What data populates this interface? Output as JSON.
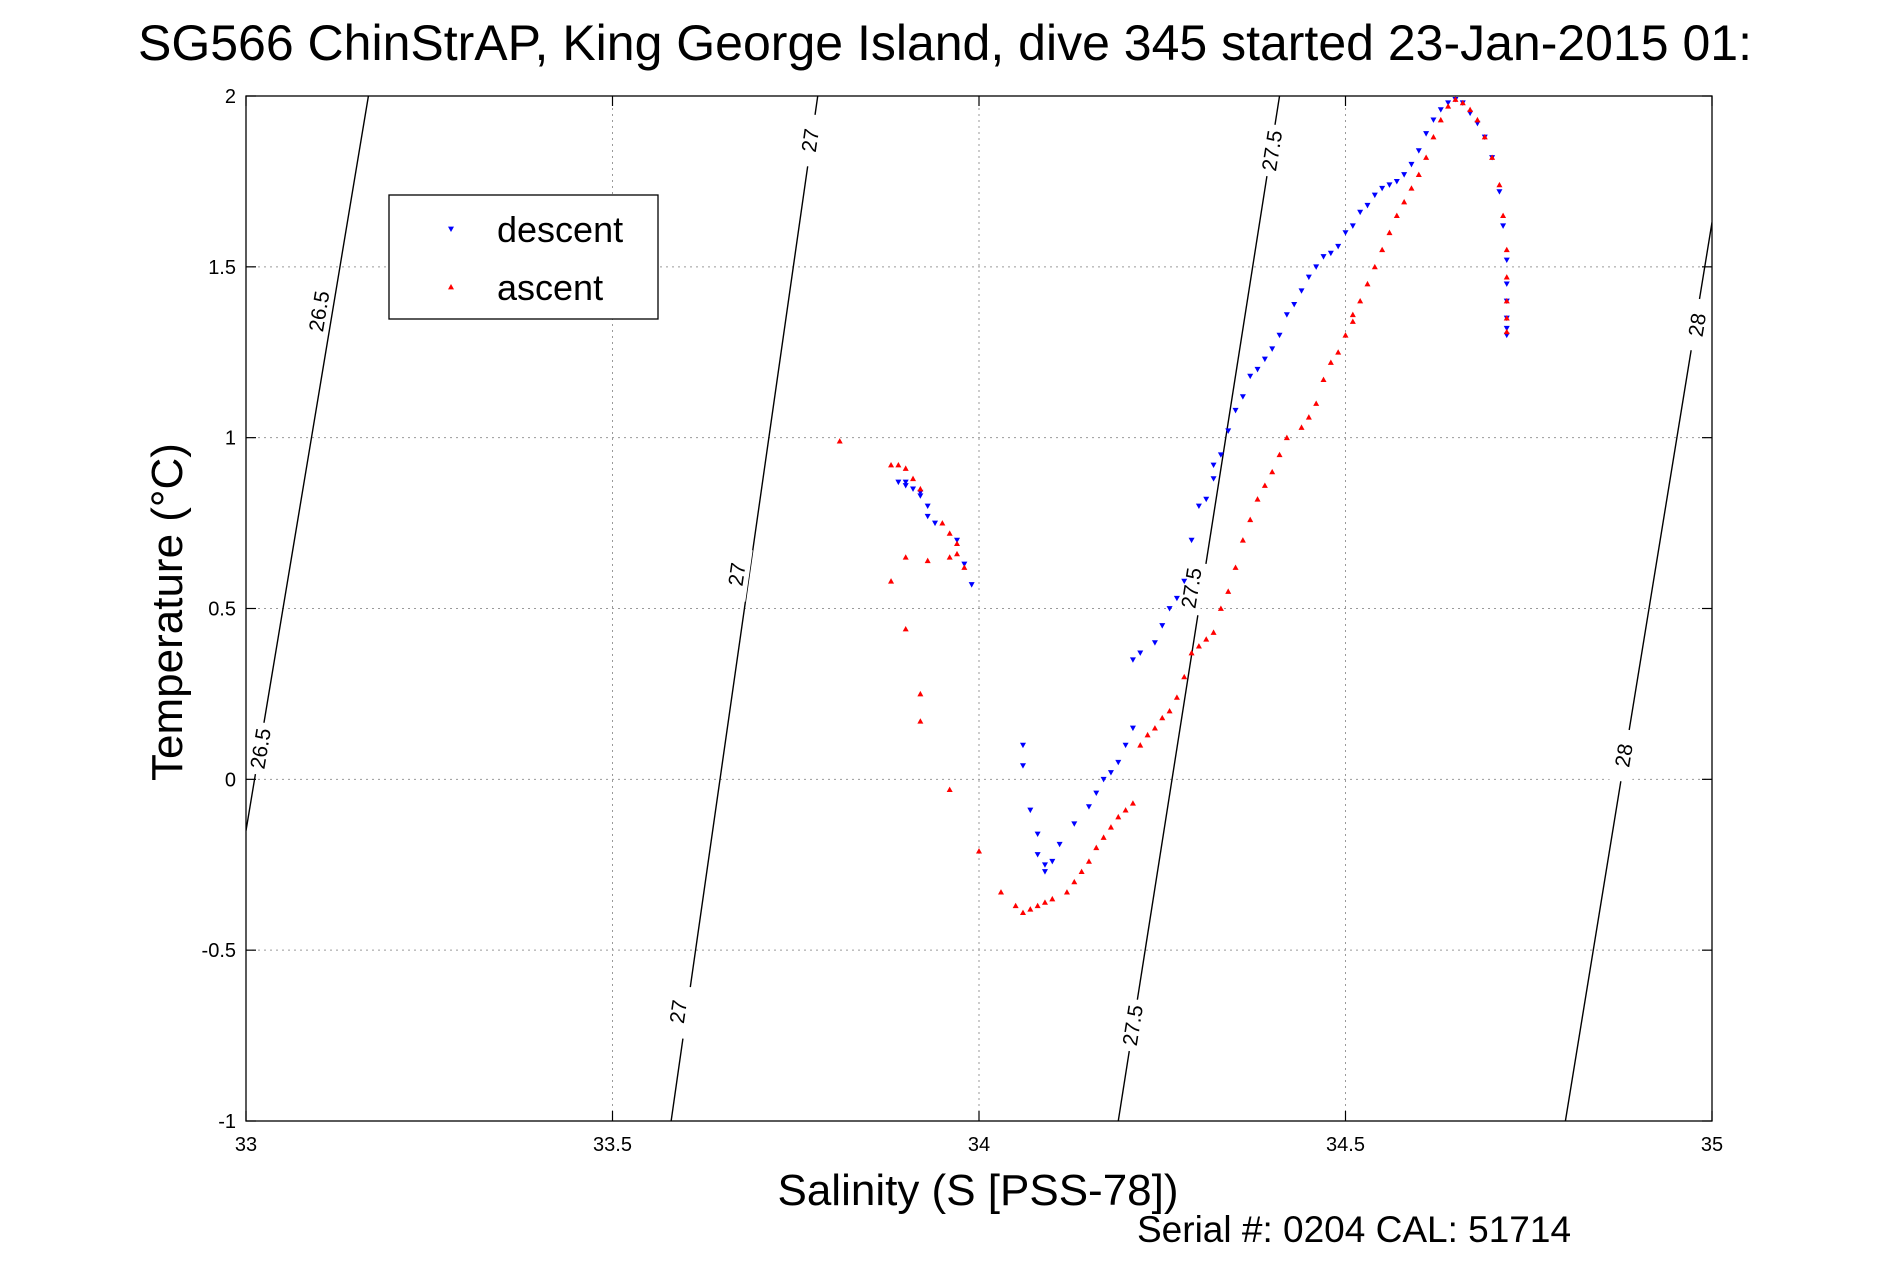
{
  "chart_data": {
    "type": "scatter",
    "title": "SG566 ChinStrAP, King George Island, dive 345 started 23-Jan-2015 01:",
    "xlabel": "Salinity (S [PSS-78])",
    "ylabel": "Temperature (°C)",
    "footer": "Serial #: 0204  CAL: 51714",
    "xlim": [
      33,
      35
    ],
    "ylim": [
      -1,
      2
    ],
    "x_ticks": [
      33,
      33.5,
      34,
      34.5,
      35
    ],
    "x_tick_labels": [
      "33",
      "33.5",
      "34",
      "34.5",
      "35"
    ],
    "y_ticks": [
      -1,
      -0.5,
      0,
      0.5,
      1,
      1.5,
      2
    ],
    "y_tick_labels": [
      "-1",
      "-0.5",
      "0",
      "0.5",
      "1",
      "1.5",
      "2"
    ],
    "grid": true,
    "legend": {
      "placement": "top-left",
      "entries": [
        "descent",
        "ascent"
      ]
    },
    "density_contours": [
      {
        "sigma": "26.5",
        "points": [
          [
            33.0,
            -0.15
          ],
          [
            33.167,
            2.0
          ]
        ],
        "labels": [
          {
            "text": "26.5",
            "x": 33.1,
            "y": 1.37
          },
          {
            "text": "26.5",
            "x": 33.02,
            "y": 0.09
          }
        ]
      },
      {
        "sigma": "27",
        "points": [
          [
            33.58,
            -1.0
          ],
          [
            33.78,
            2.0
          ]
        ],
        "labels": [
          {
            "text": "27",
            "x": 33.77,
            "y": 1.87
          },
          {
            "text": "27",
            "x": 33.67,
            "y": 0.6
          },
          {
            "text": "27",
            "x": 33.59,
            "y": -0.68
          }
        ]
      },
      {
        "sigma": "27.5",
        "points": [
          [
            34.19,
            -1.0
          ],
          [
            34.41,
            2.0
          ]
        ],
        "labels": [
          {
            "text": "27.5",
            "x": 34.4,
            "y": 1.84
          },
          {
            "text": "27.5",
            "x": 34.29,
            "y": 0.56
          },
          {
            "text": "27.5",
            "x": 34.21,
            "y": -0.72
          }
        ]
      },
      {
        "sigma": "28",
        "points": [
          [
            34.8,
            -1.0
          ],
          [
            35.0,
            1.63
          ]
        ],
        "labels": [
          {
            "text": "28",
            "x": 34.98,
            "y": 1.33
          },
          {
            "text": "28",
            "x": 34.88,
            "y": 0.07
          }
        ]
      }
    ],
    "series": [
      {
        "name": "descent",
        "color": "#0000ff",
        "marker": "triangle-down",
        "points": [
          [
            33.89,
            0.87
          ],
          [
            33.9,
            0.87
          ],
          [
            33.9,
            0.86
          ],
          [
            33.91,
            0.85
          ],
          [
            33.92,
            0.84
          ],
          [
            33.92,
            0.83
          ],
          [
            33.93,
            0.8
          ],
          [
            33.93,
            0.77
          ],
          [
            33.94,
            0.75
          ],
          [
            33.97,
            0.7
          ],
          [
            33.98,
            0.63
          ],
          [
            33.99,
            0.57
          ],
          [
            34.06,
            0.1
          ],
          [
            34.06,
            0.04
          ],
          [
            34.07,
            -0.09
          ],
          [
            34.08,
            -0.16
          ],
          [
            34.08,
            -0.22
          ],
          [
            34.09,
            -0.25
          ],
          [
            34.09,
            -0.27
          ],
          [
            34.1,
            -0.24
          ],
          [
            34.11,
            -0.19
          ],
          [
            34.13,
            -0.13
          ],
          [
            34.15,
            -0.08
          ],
          [
            34.16,
            -0.04
          ],
          [
            34.17,
            0.0
          ],
          [
            34.18,
            0.02
          ],
          [
            34.19,
            0.05
          ],
          [
            34.2,
            0.1
          ],
          [
            34.21,
            0.15
          ],
          [
            34.21,
            0.35
          ],
          [
            34.22,
            0.37
          ],
          [
            34.24,
            0.4
          ],
          [
            34.25,
            0.45
          ],
          [
            34.26,
            0.5
          ],
          [
            34.27,
            0.53
          ],
          [
            34.28,
            0.58
          ],
          [
            34.29,
            0.7
          ],
          [
            34.3,
            0.8
          ],
          [
            34.31,
            0.82
          ],
          [
            34.32,
            0.88
          ],
          [
            34.32,
            0.92
          ],
          [
            34.33,
            0.95
          ],
          [
            34.34,
            1.02
          ],
          [
            34.35,
            1.08
          ],
          [
            34.36,
            1.12
          ],
          [
            34.37,
            1.18
          ],
          [
            34.38,
            1.2
          ],
          [
            34.39,
            1.23
          ],
          [
            34.4,
            1.26
          ],
          [
            34.41,
            1.3
          ],
          [
            34.42,
            1.36
          ],
          [
            34.43,
            1.39
          ],
          [
            34.44,
            1.43
          ],
          [
            34.45,
            1.47
          ],
          [
            34.46,
            1.5
          ],
          [
            34.47,
            1.53
          ],
          [
            34.48,
            1.54
          ],
          [
            34.49,
            1.56
          ],
          [
            34.5,
            1.6
          ],
          [
            34.51,
            1.62
          ],
          [
            34.52,
            1.66
          ],
          [
            34.53,
            1.68
          ],
          [
            34.54,
            1.71
          ],
          [
            34.55,
            1.73
          ],
          [
            34.56,
            1.74
          ],
          [
            34.57,
            1.75
          ],
          [
            34.58,
            1.77
          ],
          [
            34.59,
            1.8
          ],
          [
            34.6,
            1.84
          ],
          [
            34.61,
            1.89
          ],
          [
            34.62,
            1.93
          ],
          [
            34.63,
            1.96
          ],
          [
            34.64,
            1.98
          ],
          [
            34.65,
            1.99
          ],
          [
            34.66,
            1.98
          ],
          [
            34.67,
            1.95
          ],
          [
            34.68,
            1.92
          ],
          [
            34.69,
            1.88
          ],
          [
            34.7,
            1.82
          ],
          [
            34.71,
            1.72
          ],
          [
            34.715,
            1.62
          ],
          [
            34.72,
            1.52
          ],
          [
            34.72,
            1.45
          ],
          [
            34.72,
            1.4
          ],
          [
            34.72,
            1.35
          ],
          [
            34.72,
            1.32
          ],
          [
            34.72,
            1.3
          ]
        ]
      },
      {
        "name": "ascent",
        "color": "#ff0000",
        "marker": "triangle-up",
        "points": [
          [
            33.81,
            0.99
          ],
          [
            33.88,
            0.92
          ],
          [
            33.89,
            0.92
          ],
          [
            33.9,
            0.91
          ],
          [
            33.91,
            0.88
          ],
          [
            33.92,
            0.85
          ],
          [
            33.95,
            0.75
          ],
          [
            33.96,
            0.72
          ],
          [
            33.97,
            0.69
          ],
          [
            33.97,
            0.66
          ],
          [
            33.96,
            0.65
          ],
          [
            33.93,
            0.64
          ],
          [
            33.9,
            0.65
          ],
          [
            33.98,
            0.62
          ],
          [
            33.88,
            0.58
          ],
          [
            33.9,
            0.44
          ],
          [
            33.92,
            0.25
          ],
          [
            33.92,
            0.17
          ],
          [
            33.96,
            -0.03
          ],
          [
            34.0,
            -0.21
          ],
          [
            34.03,
            -0.33
          ],
          [
            34.05,
            -0.37
          ],
          [
            34.06,
            -0.39
          ],
          [
            34.07,
            -0.38
          ],
          [
            34.08,
            -0.37
          ],
          [
            34.09,
            -0.36
          ],
          [
            34.1,
            -0.35
          ],
          [
            34.12,
            -0.33
          ],
          [
            34.13,
            -0.3
          ],
          [
            34.14,
            -0.27
          ],
          [
            34.15,
            -0.24
          ],
          [
            34.16,
            -0.2
          ],
          [
            34.17,
            -0.17
          ],
          [
            34.18,
            -0.14
          ],
          [
            34.19,
            -0.11
          ],
          [
            34.2,
            -0.09
          ],
          [
            34.21,
            -0.07
          ],
          [
            34.22,
            0.1
          ],
          [
            34.23,
            0.13
          ],
          [
            34.24,
            0.15
          ],
          [
            34.25,
            0.18
          ],
          [
            34.26,
            0.2
          ],
          [
            34.27,
            0.24
          ],
          [
            34.28,
            0.3
          ],
          [
            34.29,
            0.37
          ],
          [
            34.3,
            0.39
          ],
          [
            34.31,
            0.41
          ],
          [
            34.32,
            0.43
          ],
          [
            34.33,
            0.5
          ],
          [
            34.34,
            0.55
          ],
          [
            34.35,
            0.62
          ],
          [
            34.36,
            0.7
          ],
          [
            34.37,
            0.76
          ],
          [
            34.38,
            0.82
          ],
          [
            34.39,
            0.86
          ],
          [
            34.4,
            0.9
          ],
          [
            34.41,
            0.95
          ],
          [
            34.42,
            1.0
          ],
          [
            34.44,
            1.03
          ],
          [
            34.45,
            1.06
          ],
          [
            34.46,
            1.1
          ],
          [
            34.47,
            1.17
          ],
          [
            34.48,
            1.22
          ],
          [
            34.49,
            1.25
          ],
          [
            34.5,
            1.3
          ],
          [
            34.51,
            1.34
          ],
          [
            34.51,
            1.36
          ],
          [
            34.52,
            1.4
          ],
          [
            34.53,
            1.45
          ],
          [
            34.54,
            1.5
          ],
          [
            34.55,
            1.55
          ],
          [
            34.56,
            1.6
          ],
          [
            34.57,
            1.65
          ],
          [
            34.58,
            1.69
          ],
          [
            34.59,
            1.73
          ],
          [
            34.6,
            1.77
          ],
          [
            34.61,
            1.82
          ],
          [
            34.62,
            1.88
          ],
          [
            34.63,
            1.93
          ],
          [
            34.64,
            1.97
          ],
          [
            34.65,
            1.99
          ],
          [
            34.66,
            1.98
          ],
          [
            34.67,
            1.96
          ],
          [
            34.68,
            1.93
          ],
          [
            34.69,
            1.88
          ],
          [
            34.7,
            1.82
          ],
          [
            34.71,
            1.74
          ],
          [
            34.715,
            1.65
          ],
          [
            34.72,
            1.55
          ],
          [
            34.72,
            1.47
          ],
          [
            34.72,
            1.4
          ],
          [
            34.72,
            1.35
          ],
          [
            34.72,
            1.31
          ]
        ]
      }
    ]
  }
}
··········
### PROBLEM DETAILS
Copy out each line of the data containing the string "marker".

### EXPECTED ANSWER
        "marker": "triangle-down",
        "marker": "triangle-up",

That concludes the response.